Collected data
--- START ---

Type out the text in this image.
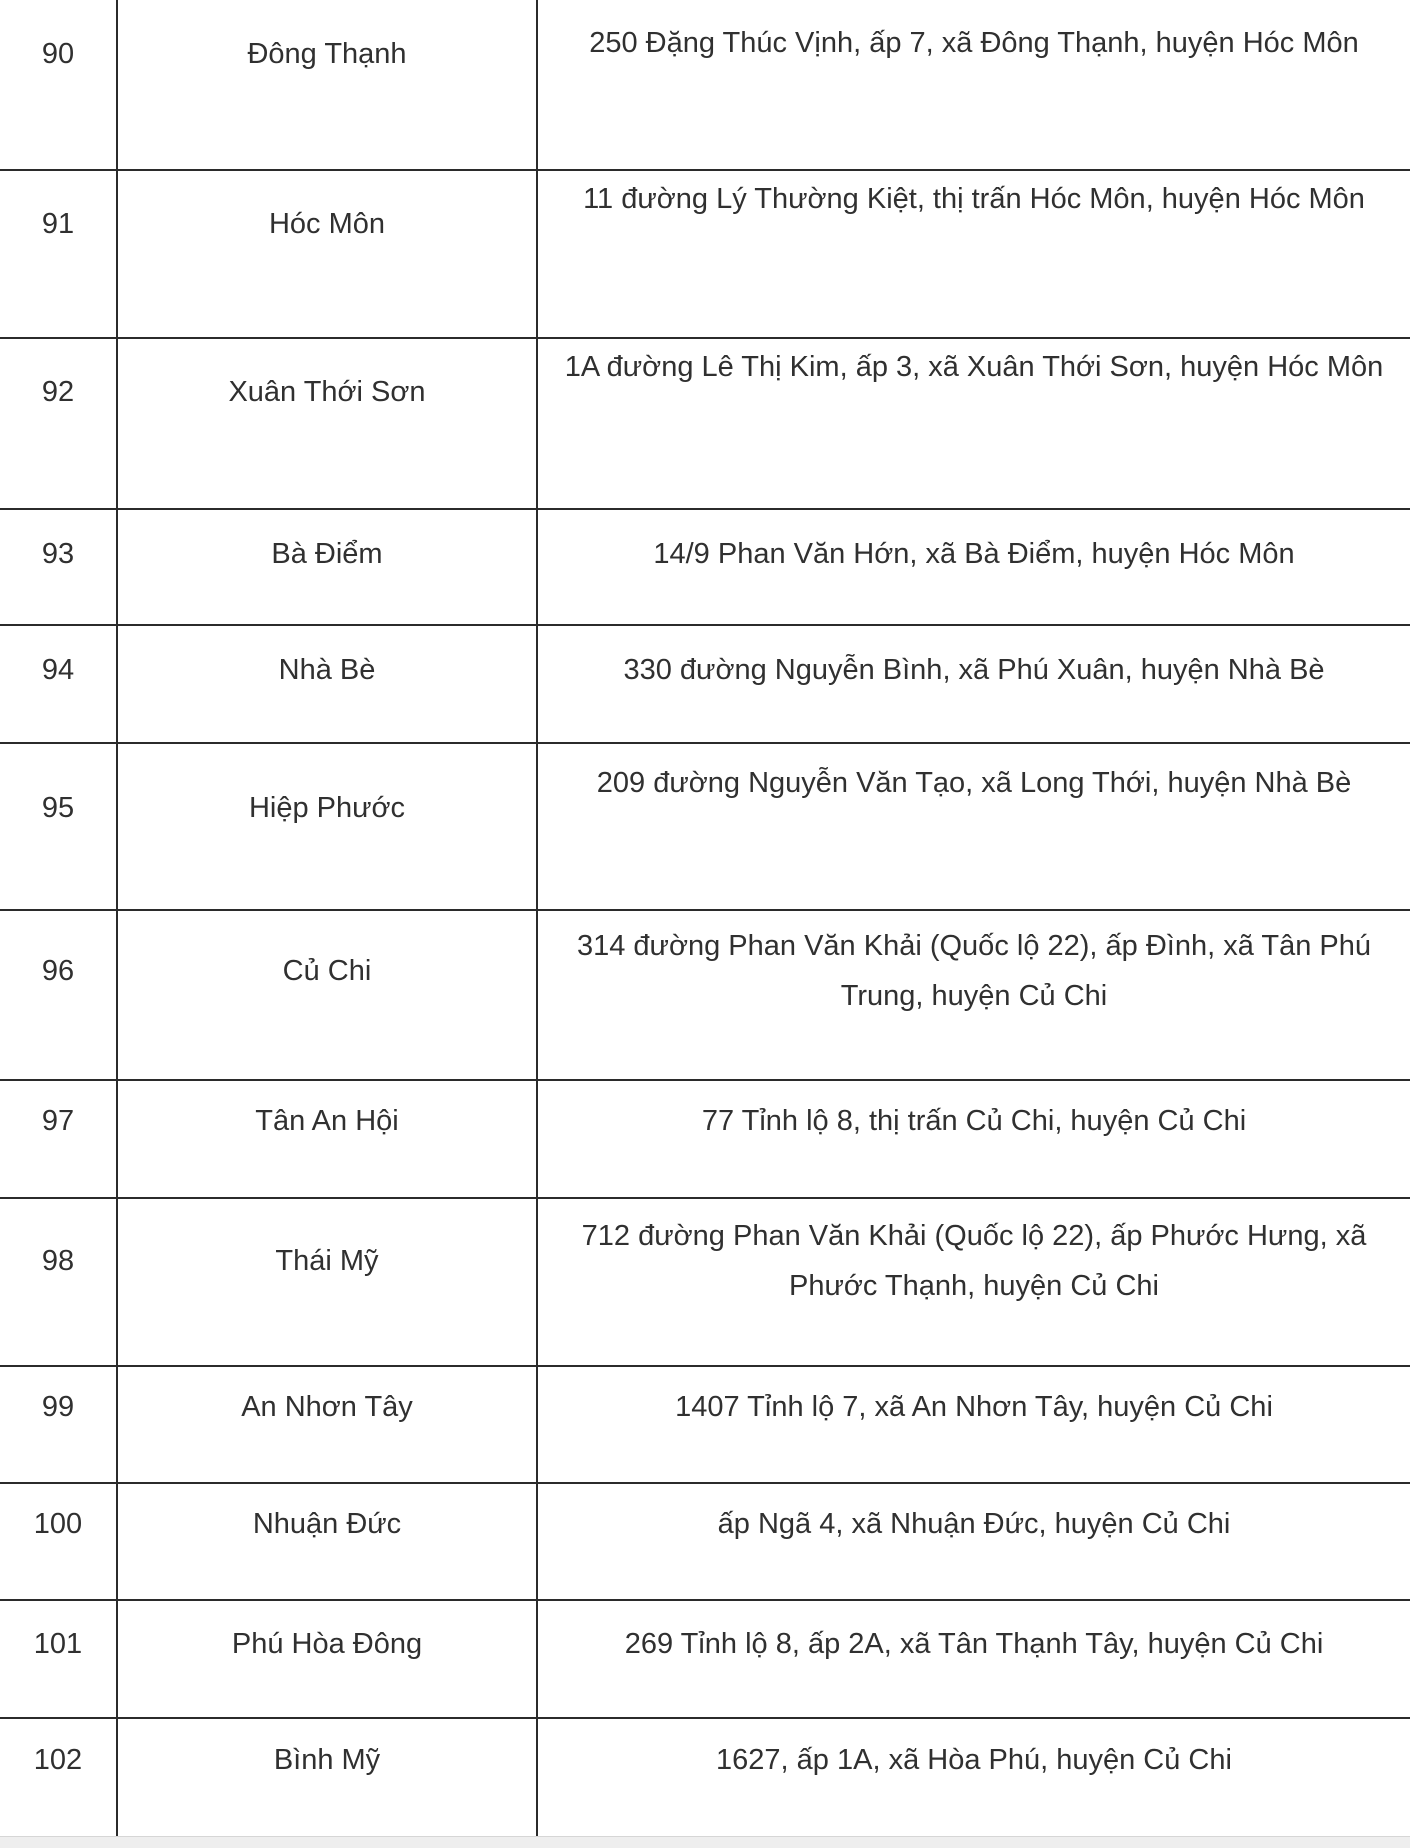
90	Đông Thạnh	250 Đặng Thúc Vịnh, ấp 7, xã Đông Thạnh, huyện Hóc Môn
91	Hóc Môn	11 đường Lý Thường Kiệt, thị trấn Hóc Môn, huyện Hóc Môn
92	Xuân Thới Sơn	1A đường Lê Thị Kim, ấp 3, xã Xuân Thới Sơn, huyện Hóc Môn
93	Bà Điểm	14/9 Phan Văn Hớn, xã Bà Điểm, huyện Hóc Môn
94	Nhà Bè	330 đường Nguyễn Bình, xã Phú Xuân, huyện Nhà Bè
95	Hiệp Phước	209 đường Nguyễn Văn Tạo, xã Long Thới, huyện Nhà Bè
96	Củ Chi	314 đường Phan Văn Khải (Quốc lộ 22), ấp Đình, xã Tân Phú Trung, huyện Củ Chi
97	Tân An Hội	77 Tỉnh lộ 8, thị trấn Củ Chi, huyện Củ Chi
98	Thái Mỹ	712 đường Phan Văn Khải (Quốc lộ 22), ấp Phước Hưng, xã Phước Thạnh, huyện Củ Chi
99	An Nhơn Tây	1407 Tỉnh lộ 7, xã An Nhơn Tây, huyện Củ Chi
100	Nhuận Đức	ấp Ngã 4, xã Nhuận Đức, huyện Củ Chi
101	Phú Hòa Đông	269 Tỉnh lộ 8, ấp 2A, xã Tân Thạnh Tây, huyện Củ Chi
102	Bình Mỹ	1627, ấp 1A, xã Hòa Phú, huyện Củ Chi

--- END ---

- [Given problem]: Identify all lines in the records above with the word "Tỉnh".

- [Correct result]:
97	Tân An Hội	77 Tỉnh lộ 8, thị trấn Củ Chi, huyện Củ Chi
99	An Nhơn Tây	1407 Tỉnh lộ 7, xã An Nhơn Tây, huyện Củ Chi
101	Phú Hòa Đông	269 Tỉnh lộ 8, ấp 2A, xã Tân Thạnh Tây, huyện Củ Chi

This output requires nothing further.